§ Short task:
Reproduce the material exactly, omitting nothing.

[Dataset listings of figures]
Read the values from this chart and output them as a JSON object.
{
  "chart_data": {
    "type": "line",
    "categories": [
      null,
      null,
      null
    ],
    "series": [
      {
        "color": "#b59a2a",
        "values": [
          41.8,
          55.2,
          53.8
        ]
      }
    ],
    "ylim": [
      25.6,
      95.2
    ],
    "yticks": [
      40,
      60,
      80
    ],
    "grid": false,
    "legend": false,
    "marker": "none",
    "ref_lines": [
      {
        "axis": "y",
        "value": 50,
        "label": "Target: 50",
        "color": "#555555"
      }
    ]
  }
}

§ Full response:
Read the values from this chart and output them as a JSON object.
{
  "chart_data": {
    "type": "line",
    "categories": [
      null,
      null,
      null
    ],
    "series": [
      {
        "color": "#b59a2a",
        "values": [
          41.8,
          55.2,
          53.8
        ]
      }
    ],
    "ylim": [
      25.6,
      95.2
    ],
    "yticks": [
      40,
      60,
      80
    ],
    "grid": false,
    "legend": false,
    "marker": "none",
    "ref_lines": [
      {
        "axis": "y",
        "value": 50,
        "label": "Target: 50",
        "color": "#555555"
      }
    ]
  }
}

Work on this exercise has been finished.